* PROBLEM REQUIREMENTS
The records that follow are to be repeated exactly, with the pictures removed.

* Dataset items
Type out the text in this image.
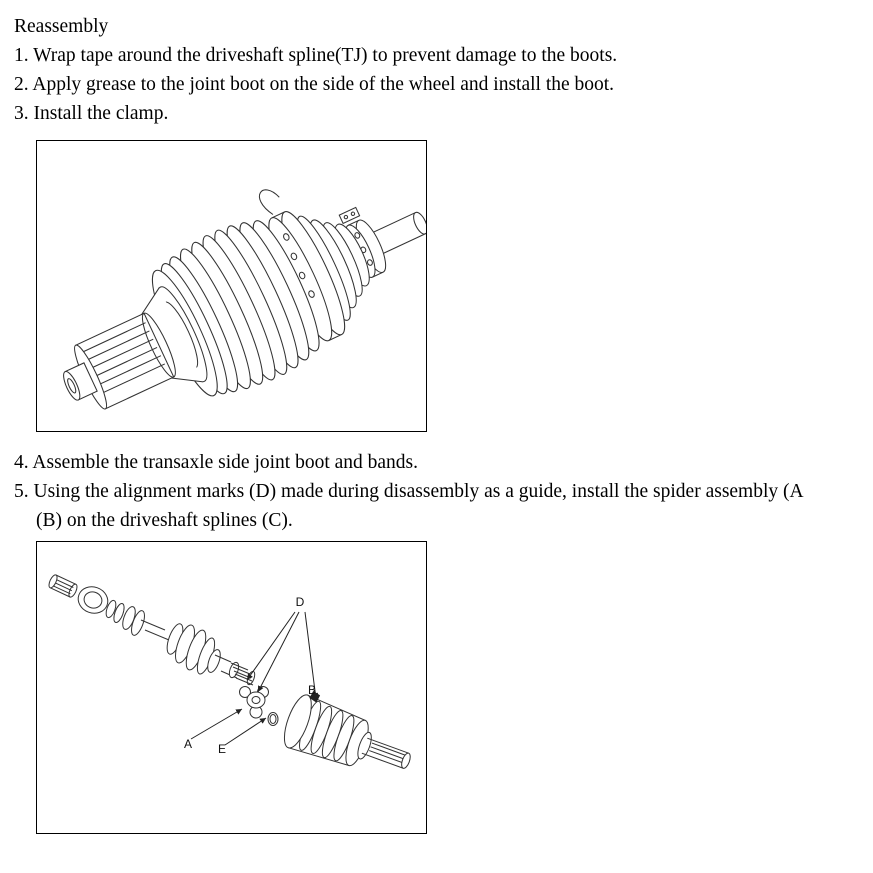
Reassembly
1. Wrap tape around the driveshaft spline(TJ) to prevent damage to the boots.
2. Apply grease to the joint boot on the side of the wheel and install the boot.
3. Install the clamp.
4. Assemble the transaxle side joint boot and bands.
5. Using the alignment marks (D) made during disassembly as a guide, install the spider assembly (A
(B) on the driveshaft splines (C).
D
A E
B
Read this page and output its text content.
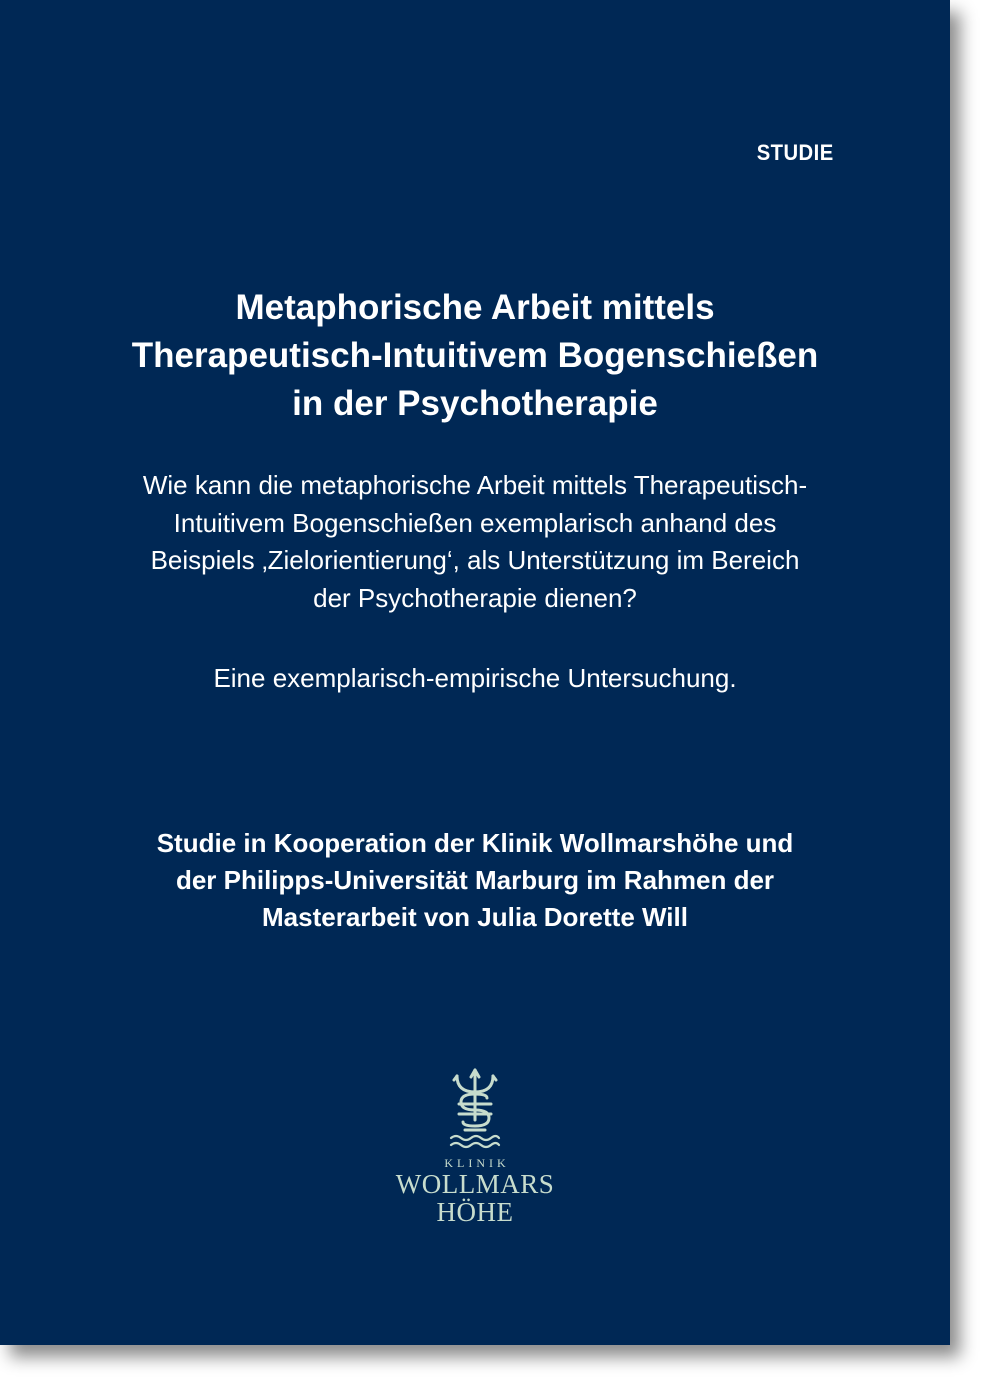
STUDIE
Metaphorische Arbeit mittels
Therapeutisch-Intuitivem Bogenschießen
in der Psychotherapie
Wie kann die metaphorische Arbeit mittels Therapeutisch-
Intuitivem Bogenschießen exemplarisch anhand des
Beispiels ‚Zielorientierung‘, als Unterstützung im Bereich
der Psychotherapie dienen?
Eine exemplarisch-empirische Untersuchung.
Studie in Kooperation der Klinik Wollmarshöhe und
der Philipps-Universität Marburg im Rahmen der
Masterarbeit von Julia Dorette Will
KLINIK
WOLLMARS
HÖHE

* FINISHED TASK
Type out the text in this image.
Reassembly
1. Wrap tape around the driveshaft spline(TJ) to prevent damage to the boots.
2. Apply grease to the joint boot on the side of the wheel and install the boot.
3. Install the clamp.
4. Assemble the transaxle side joint boot and bands.
5. Using the alignment marks (D) made during disassembly as a guide, install the spider assembly (A
(B) on the driveshaft splines (C).
D
A E
B
Read this page and output its text content.
STUDIE
Metaphorische Arbeit mittels
Therapeutisch-Intuitivem Bogenschießen
in der Psychotherapie
Wie kann die metaphorische Arbeit mittels Therapeutisch-
Intuitivem Bogenschießen exemplarisch anhand des
Beispiels ‚Zielorientierung‘, als Unterstützung im Bereich
der Psychotherapie dienen?
Eine exemplarisch-empirische Untersuchung.
Studie in Kooperation der Klinik Wollmarshöhe und
der Philipps-Universität Marburg im Rahmen der
Masterarbeit von Julia Dorette Will
KLINIK
WOLLMARS
HÖHE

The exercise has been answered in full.